● **Directions for this task**
Write out all of the entries that follow, word for word, but skip the pictures.

Records from a dataset

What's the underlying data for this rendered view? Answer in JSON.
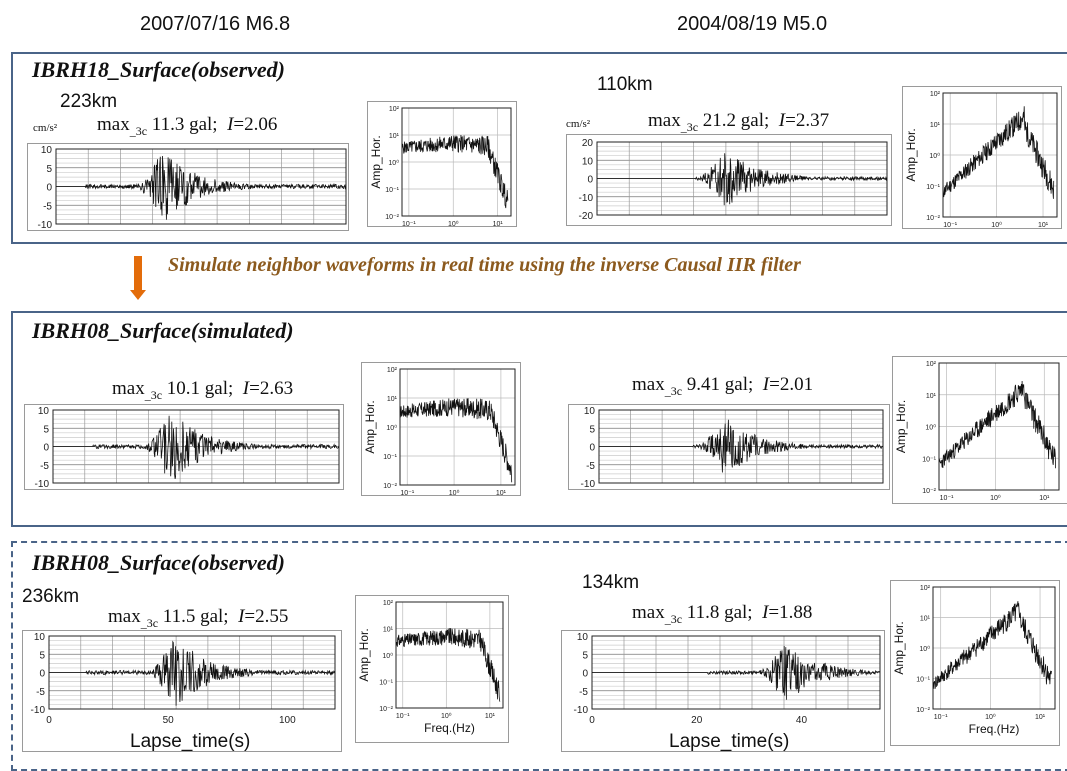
{
  "header": {
    "left_event": "2007/07/16 M6.8",
    "right_event": "2004/08/19 M5.0"
  },
  "banner": "Simulate neighbor waveforms in real time using the inverse Causal IIR filter",
  "unit_label": "cm/s²",
  "spectrum_ylabel": "Amp_Hor.",
  "spectrum_xlabel": "Freq.(Hz)",
  "waveform_xlabel": "Lapse_time(s)",
  "sections": [
    {
      "title_station": "IBRH18_Surface",
      "title_tag": "(observed)",
      "left": {
        "distance": "223km",
        "max_prefix": "max",
        "max_sub": "_3c",
        "max_value": "11.3 gal;",
        "i_label": "I",
        "i_value": "=2.06"
      },
      "right": {
        "distance": "110km",
        "max_prefix": "max",
        "max_sub": "_3c",
        "max_value": "21.2 gal;",
        "i_label": "I",
        "i_value": "=2.37"
      }
    },
    {
      "title_station": "IBRH08_Surface",
      "title_tag": "(simulated)",
      "left": {
        "distance": "",
        "max_prefix": "max",
        "max_sub": "_3c",
        "max_value": "10.1 gal;",
        "i_label": "I",
        "i_value": "=2.63"
      },
      "right": {
        "distance": "",
        "max_prefix": "max",
        "max_sub": "_3c",
        "max_value": "9.41 gal;",
        "i_label": "I",
        "i_value": "=2.01"
      }
    },
    {
      "title_station": "IBRH08_Surface",
      "title_tag": "(observed)",
      "left": {
        "distance": "236km",
        "max_prefix": "max",
        "max_sub": "_3c",
        "max_value": "11.5 gal;",
        "i_label": "I",
        "i_value": "=2.55"
      },
      "right": {
        "distance": "134km",
        "max_prefix": "max",
        "max_sub": "_3c",
        "max_value": "11.8 gal;",
        "i_label": "I",
        "i_value": "=1.88"
      }
    }
  ],
  "waveform_ticks": {
    "y10": [
      "10",
      "5",
      "0",
      "-5",
      "-10"
    ],
    "y20": [
      "20",
      "10",
      "0",
      "-10",
      "-20"
    ],
    "x_left": [
      "0",
      "50",
      "100"
    ],
    "x_right": [
      "0",
      "20",
      "40"
    ]
  },
  "spectrum_ticks": {
    "y": [
      "10²",
      "10¹",
      "10⁰",
      "10⁻¹",
      "10⁻²"
    ],
    "x": [
      "10⁻¹",
      "10⁰",
      "10¹"
    ]
  },
  "colors": {
    "frame": "#4a6488",
    "arrow": "#e36c0a",
    "banner": "#8c5a1e",
    "trace": "#111111"
  }
}
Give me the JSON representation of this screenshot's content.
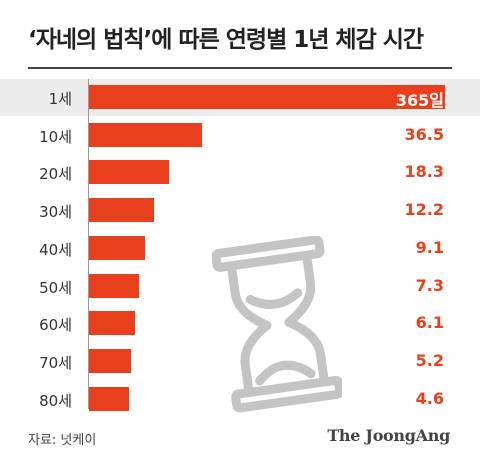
{
  "title": "‘자네의 법칙’에 따른 연령별 1년 체감 시간",
  "source": "자료: 넛케이",
  "logo": "The JoongAng",
  "colors": {
    "bar": "#e8401c",
    "highlight_row": "#ececec",
    "icon": "#bdbdbd"
  },
  "icon": "hourglass-icon",
  "chart_data": {
    "type": "bar",
    "orientation": "horizontal",
    "categories": [
      "1세",
      "10세",
      "20세",
      "30세",
      "40세",
      "50세",
      "60세",
      "70세",
      "80세"
    ],
    "values": [
      365,
      36.5,
      18.3,
      12.2,
      9.1,
      7.3,
      6.1,
      5.2,
      4.6
    ],
    "value_labels": [
      "365일",
      "36.5",
      "18.3",
      "12.2",
      "9.1",
      "7.3",
      "6.1",
      "5.2",
      "4.6"
    ],
    "title": "‘자네의 법칙’에 따른 연령별 1년 체감 시간",
    "xlim": [
      0,
      365
    ]
  }
}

● **Task answer**
What's the underlying data for this rendered view? Answer in JSON.
{
  "header": {
    "left_event": "2007/07/16 M6.8",
    "right_event": "2004/08/19 M5.0"
  },
  "banner": "Simulate neighbor waveforms in real time using the inverse Causal IIR filter",
  "unit_label": "cm/s²",
  "spectrum_ylabel": "Amp_Hor.",
  "spectrum_xlabel": "Freq.(Hz)",
  "waveform_xlabel": "Lapse_time(s)",
  "sections": [
    {
      "title_station": "IBRH18_Surface",
      "title_tag": "(observed)",
      "left": {
        "distance": "223km",
        "max_prefix": "max",
        "max_sub": "_3c",
        "max_value": "11.3 gal;",
        "i_label": "I",
        "i_value": "=2.06"
      },
      "right": {
        "distance": "110km",
        "max_prefix": "max",
        "max_sub": "_3c",
        "max_value": "21.2 gal;",
        "i_label": "I",
        "i_value": "=2.37"
      }
    },
    {
      "title_station": "IBRH08_Surface",
      "title_tag": "(simulated)",
      "left": {
        "distance": "",
        "max_prefix": "max",
        "max_sub": "_3c",
        "max_value": "10.1 gal;",
        "i_label": "I",
        "i_value": "=2.63"
      },
      "right": {
        "distance": "",
        "max_prefix": "max",
        "max_sub": "_3c",
        "max_value": "9.41 gal;",
        "i_label": "I",
        "i_value": "=2.01"
      }
    },
    {
      "title_station": "IBRH08_Surface",
      "title_tag": "(observed)",
      "left": {
        "distance": "236km",
        "max_prefix": "max",
        "max_sub": "_3c",
        "max_value": "11.5 gal;",
        "i_label": "I",
        "i_value": "=2.55"
      },
      "right": {
        "distance": "134km",
        "max_prefix": "max",
        "max_sub": "_3c",
        "max_value": "11.8 gal;",
        "i_label": "I",
        "i_value": "=1.88"
      }
    }
  ],
  "waveform_ticks": {
    "y10": [
      "10",
      "5",
      "0",
      "-5",
      "-10"
    ],
    "y20": [
      "20",
      "10",
      "0",
      "-10",
      "-20"
    ],
    "x_left": [
      "0",
      "50",
      "100"
    ],
    "x_right": [
      "0",
      "20",
      "40"
    ]
  },
  "spectrum_ticks": {
    "y": [
      "10²",
      "10¹",
      "10⁰",
      "10⁻¹",
      "10⁻²"
    ],
    "x": [
      "10⁻¹",
      "10⁰",
      "10¹"
    ]
  },
  "colors": {
    "frame": "#4a6488",
    "arrow": "#e36c0a",
    "banner": "#8c5a1e",
    "trace": "#111111"
  }
}
Give me the JSON representation of this screenshot's content.
{
  "title": "‘자네의 법칙’에 따른 연령별 1년 체감 시간",
  "source": "자료: 넛케이",
  "logo": "The JoongAng",
  "colors": {
    "bar": "#e8401c",
    "highlight_row": "#ececec",
    "icon": "#bdbdbd"
  },
  "icon": "hourglass-icon",
  "chart_data": {
    "type": "bar",
    "orientation": "horizontal",
    "categories": [
      "1세",
      "10세",
      "20세",
      "30세",
      "40세",
      "50세",
      "60세",
      "70세",
      "80세"
    ],
    "values": [
      365,
      36.5,
      18.3,
      12.2,
      9.1,
      7.3,
      6.1,
      5.2,
      4.6
    ],
    "value_labels": [
      "365일",
      "36.5",
      "18.3",
      "12.2",
      "9.1",
      "7.3",
      "6.1",
      "5.2",
      "4.6"
    ],
    "title": "‘자네의 법칙’에 따른 연령별 1년 체감 시간",
    "xlim": [
      0,
      365
    ]
  }
}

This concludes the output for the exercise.